* [Exercise prompt]: Quote all of the entries word for word.
# START OF Task input
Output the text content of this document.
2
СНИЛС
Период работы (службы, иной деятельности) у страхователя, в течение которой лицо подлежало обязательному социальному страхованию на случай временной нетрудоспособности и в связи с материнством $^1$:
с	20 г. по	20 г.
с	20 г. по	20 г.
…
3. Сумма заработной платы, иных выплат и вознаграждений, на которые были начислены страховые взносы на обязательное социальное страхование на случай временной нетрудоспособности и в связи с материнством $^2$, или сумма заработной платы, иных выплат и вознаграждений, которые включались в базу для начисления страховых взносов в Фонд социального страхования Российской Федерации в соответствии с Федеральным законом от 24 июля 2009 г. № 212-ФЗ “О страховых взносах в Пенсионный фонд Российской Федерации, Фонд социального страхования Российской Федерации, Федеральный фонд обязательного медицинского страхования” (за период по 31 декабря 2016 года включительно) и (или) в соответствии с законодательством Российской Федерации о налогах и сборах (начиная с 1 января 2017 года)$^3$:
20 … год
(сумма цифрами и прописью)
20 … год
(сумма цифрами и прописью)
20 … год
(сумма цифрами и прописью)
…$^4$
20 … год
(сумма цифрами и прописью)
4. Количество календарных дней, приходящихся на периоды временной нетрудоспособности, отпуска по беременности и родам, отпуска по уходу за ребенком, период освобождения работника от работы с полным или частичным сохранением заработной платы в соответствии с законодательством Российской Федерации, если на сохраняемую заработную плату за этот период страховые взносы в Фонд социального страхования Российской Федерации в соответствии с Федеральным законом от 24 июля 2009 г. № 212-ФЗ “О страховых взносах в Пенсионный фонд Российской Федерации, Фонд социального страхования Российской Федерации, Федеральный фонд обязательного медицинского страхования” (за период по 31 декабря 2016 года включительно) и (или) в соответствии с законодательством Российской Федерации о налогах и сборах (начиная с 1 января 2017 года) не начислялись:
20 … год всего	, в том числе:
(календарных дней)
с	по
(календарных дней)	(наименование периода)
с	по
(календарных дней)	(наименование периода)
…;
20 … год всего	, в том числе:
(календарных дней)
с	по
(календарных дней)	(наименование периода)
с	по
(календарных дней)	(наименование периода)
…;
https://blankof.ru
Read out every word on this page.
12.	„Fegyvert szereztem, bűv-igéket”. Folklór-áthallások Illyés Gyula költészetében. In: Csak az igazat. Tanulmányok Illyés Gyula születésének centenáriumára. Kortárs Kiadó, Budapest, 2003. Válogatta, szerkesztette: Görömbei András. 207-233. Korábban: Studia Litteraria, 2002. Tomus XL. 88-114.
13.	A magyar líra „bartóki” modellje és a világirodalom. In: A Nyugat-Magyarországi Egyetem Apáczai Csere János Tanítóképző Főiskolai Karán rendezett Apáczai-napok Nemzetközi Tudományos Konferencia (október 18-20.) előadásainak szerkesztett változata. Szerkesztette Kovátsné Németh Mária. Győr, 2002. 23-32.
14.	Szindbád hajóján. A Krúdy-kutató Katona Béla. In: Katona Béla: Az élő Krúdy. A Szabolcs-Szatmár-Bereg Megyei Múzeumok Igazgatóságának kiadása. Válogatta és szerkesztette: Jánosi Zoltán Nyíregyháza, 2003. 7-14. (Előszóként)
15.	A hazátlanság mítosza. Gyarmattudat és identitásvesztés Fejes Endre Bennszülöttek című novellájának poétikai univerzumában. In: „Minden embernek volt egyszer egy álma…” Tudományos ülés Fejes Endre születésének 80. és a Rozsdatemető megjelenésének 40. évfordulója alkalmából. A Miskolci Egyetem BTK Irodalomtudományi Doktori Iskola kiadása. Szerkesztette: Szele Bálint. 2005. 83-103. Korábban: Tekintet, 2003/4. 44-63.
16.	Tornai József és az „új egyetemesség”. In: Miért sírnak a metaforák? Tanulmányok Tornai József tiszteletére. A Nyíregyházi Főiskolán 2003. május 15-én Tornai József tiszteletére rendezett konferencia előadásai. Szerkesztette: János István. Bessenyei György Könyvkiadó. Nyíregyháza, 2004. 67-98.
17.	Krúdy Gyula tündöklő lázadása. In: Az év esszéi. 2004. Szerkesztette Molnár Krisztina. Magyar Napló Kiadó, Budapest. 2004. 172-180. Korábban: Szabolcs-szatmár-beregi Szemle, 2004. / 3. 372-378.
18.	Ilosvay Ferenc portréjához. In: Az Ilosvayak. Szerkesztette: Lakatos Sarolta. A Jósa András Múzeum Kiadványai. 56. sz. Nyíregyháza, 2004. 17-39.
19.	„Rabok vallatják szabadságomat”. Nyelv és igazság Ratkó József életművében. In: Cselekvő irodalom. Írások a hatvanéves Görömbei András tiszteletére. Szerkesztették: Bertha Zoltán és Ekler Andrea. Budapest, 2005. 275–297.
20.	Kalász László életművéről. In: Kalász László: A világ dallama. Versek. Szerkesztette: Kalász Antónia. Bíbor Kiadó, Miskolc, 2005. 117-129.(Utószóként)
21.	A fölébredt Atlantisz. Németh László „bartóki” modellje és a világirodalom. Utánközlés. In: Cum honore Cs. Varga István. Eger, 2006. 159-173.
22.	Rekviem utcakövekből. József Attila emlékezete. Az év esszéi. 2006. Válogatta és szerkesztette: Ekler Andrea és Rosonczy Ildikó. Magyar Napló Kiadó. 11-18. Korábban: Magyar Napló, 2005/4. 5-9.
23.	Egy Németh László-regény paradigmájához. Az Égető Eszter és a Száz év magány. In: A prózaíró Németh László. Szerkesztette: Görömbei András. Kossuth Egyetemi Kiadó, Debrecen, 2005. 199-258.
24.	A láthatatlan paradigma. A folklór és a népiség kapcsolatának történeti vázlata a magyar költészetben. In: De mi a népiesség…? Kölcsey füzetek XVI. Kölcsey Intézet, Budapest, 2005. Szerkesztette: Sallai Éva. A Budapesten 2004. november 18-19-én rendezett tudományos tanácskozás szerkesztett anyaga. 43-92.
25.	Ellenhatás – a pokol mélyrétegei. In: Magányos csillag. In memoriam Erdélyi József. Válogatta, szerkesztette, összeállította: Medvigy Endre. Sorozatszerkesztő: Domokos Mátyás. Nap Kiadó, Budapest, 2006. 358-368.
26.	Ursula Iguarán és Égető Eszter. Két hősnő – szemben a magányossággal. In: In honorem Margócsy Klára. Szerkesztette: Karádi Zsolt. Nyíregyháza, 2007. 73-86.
# END OF Task input
* [The reply]:
Output the text content of this document.
2
СНИЛС
Период работы (службы, иной деятельности) у страхователя, в течение которой лицо подлежало обязательному социальному страхованию на случай временной нетрудоспособности и в связи с материнством $^1$:
с	20 г. по	20 г.
с	20 г. по	20 г.
…
3. Сумма заработной платы, иных выплат и вознаграждений, на которые были начислены страховые взносы на обязательное социальное страхование на случай временной нетрудоспособности и в связи с материнством $^2$, или сумма заработной платы, иных выплат и вознаграждений, которые включались в базу для начисления страховых взносов в Фонд социального страхования Российской Федерации в соответствии с Федеральным законом от 24 июля 2009 г. № 212-ФЗ “О страховых взносах в Пенсионный фонд Российской Федерации, Фонд социального страхования Российской Федерации, Федеральный фонд обязательного медицинского страхования” (за период по 31 декабря 2016 года включительно) и (или) в соответствии с законодательством Российской Федерации о налогах и сборах (начиная с 1 января 2017 года)$^3$:
20 … год
(сумма цифрами и прописью)
20 … год
(сумма цифрами и прописью)
20 … год
(сумма цифрами и прописью)
…$^4$
20 … год
(сумма цифрами и прописью)
4. Количество календарных дней, приходящихся на периоды временной нетрудоспособности, отпуска по беременности и родам, отпуска по уходу за ребенком, период освобождения работника от работы с полным или частичным сохранением заработной платы в соответствии с законодательством Российской Федерации, если на сохраняемую заработную плату за этот период страховые взносы в Фонд социального страхования Российской Федерации в соответствии с Федеральным законом от 24 июля 2009 г. № 212-ФЗ “О страховых взносах в Пенсионный фонд Российской Федерации, Фонд социального страхования Российской Федерации, Федеральный фонд обязательного медицинского страхования” (за период по 31 декабря 2016 года включительно) и (или) в соответствии с законодательством Российской Федерации о налогах и сборах (начиная с 1 января 2017 года) не начислялись:
20 … год всего	, в том числе:
(календарных дней)
с	по
(календарных дней)	(наименование периода)
с	по
(календарных дней)	(наименование периода)
…;
20 … год всего	, в том числе:
(календарных дней)
с	по
(календарных дней)	(наименование периода)
с	по
(календарных дней)	(наименование периода)
…;
https://blankof.ru
Read out every word on this page.
12.	„Fegyvert szereztem, bűv-igéket”. Folklór-áthallások Illyés Gyula költészetében. In: Csak az igazat. Tanulmányok Illyés Gyula születésének centenáriumára. Kortárs Kiadó, Budapest, 2003. Válogatta, szerkesztette: Görömbei András. 207-233. Korábban: Studia Litteraria, 2002. Tomus XL. 88-114.
13.	A magyar líra „bartóki” modellje és a világirodalom. In: A Nyugat-Magyarországi Egyetem Apáczai Csere János Tanítóképző Főiskolai Karán rendezett Apáczai-napok Nemzetközi Tudományos Konferencia (október 18-20.) előadásainak szerkesztett változata. Szerkesztette Kovátsné Németh Mária. Győr, 2002. 23-32.
14.	Szindbád hajóján. A Krúdy-kutató Katona Béla. In: Katona Béla: Az élő Krúdy. A Szabolcs-Szatmár-Bereg Megyei Múzeumok Igazgatóságának kiadása. Válogatta és szerkesztette: Jánosi Zoltán Nyíregyháza, 2003. 7-14. (Előszóként)
15.	A hazátlanság mítosza. Gyarmattudat és identitásvesztés Fejes Endre Bennszülöttek című novellájának poétikai univerzumában. In: „Minden embernek volt egyszer egy álma…” Tudományos ülés Fejes Endre születésének 80. és a Rozsdatemető megjelenésének 40. évfordulója alkalmából. A Miskolci Egyetem BTK Irodalomtudományi Doktori Iskola kiadása. Szerkesztette: Szele Bálint. 2005. 83-103. Korábban: Tekintet, 2003/4. 44-63.
16.	Tornai József és az „új egyetemesség”. In: Miért sírnak a metaforák? Tanulmányok Tornai József tiszteletére. A Nyíregyházi Főiskolán 2003. május 15-én Tornai József tiszteletére rendezett konferencia előadásai. Szerkesztette: János István. Bessenyei György Könyvkiadó. Nyíregyháza, 2004. 67-98.
17.	Krúdy Gyula tündöklő lázadása. In: Az év esszéi. 2004. Szerkesztette Molnár Krisztina. Magyar Napló Kiadó, Budapest. 2004. 172-180. Korábban: Szabolcs-szatmár-beregi Szemle, 2004. / 3. 372-378.
18.	Ilosvay Ferenc portréjához. In: Az Ilosvayak. Szerkesztette: Lakatos Sarolta. A Jósa András Múzeum Kiadványai. 56. sz. Nyíregyháza, 2004. 17-39.
19.	„Rabok vallatják szabadságomat”. Nyelv és igazság Ratkó József életművében. In: Cselekvő irodalom. Írások a hatvanéves Görömbei András tiszteletére. Szerkesztették: Bertha Zoltán és Ekler Andrea. Budapest, 2005. 275–297.
20.	Kalász László életművéről. In: Kalász László: A világ dallama. Versek. Szerkesztette: Kalász Antónia. Bíbor Kiadó, Miskolc, 2005. 117-129.(Utószóként)
21.	A fölébredt Atlantisz. Németh László „bartóki” modellje és a világirodalom. Utánközlés. In: Cum honore Cs. Varga István. Eger, 2006. 159-173.
22.	Rekviem utcakövekből. József Attila emlékezete. Az év esszéi. 2006. Válogatta és szerkesztette: Ekler Andrea és Rosonczy Ildikó. Magyar Napló Kiadó. 11-18. Korábban: Magyar Napló, 2005/4. 5-9.
23.	Egy Németh László-regény paradigmájához. Az Égető Eszter és a Száz év magány. In: A prózaíró Németh László. Szerkesztette: Görömbei András. Kossuth Egyetemi Kiadó, Debrecen, 2005. 199-258.
24.	A láthatatlan paradigma. A folklór és a népiség kapcsolatának történeti vázlata a magyar költészetben. In: De mi a népiesség…? Kölcsey füzetek XVI. Kölcsey Intézet, Budapest, 2005. Szerkesztette: Sallai Éva. A Budapesten 2004. november 18-19-én rendezett tudományos tanácskozás szerkesztett anyaga. 43-92.
25.	Ellenhatás – a pokol mélyrétegei. In: Magányos csillag. In memoriam Erdélyi József. Válogatta, szerkesztette, összeállította: Medvigy Endre. Sorozatszerkesztő: Domokos Mátyás. Nap Kiadó, Budapest, 2006. 358-368.
26.	Ursula Iguarán és Égető Eszter. Két hősnő – szemben a magányossággal. In: In honorem Margócsy Klára. Szerkesztette: Karádi Zsolt. Nyíregyháza, 2007. 73-86.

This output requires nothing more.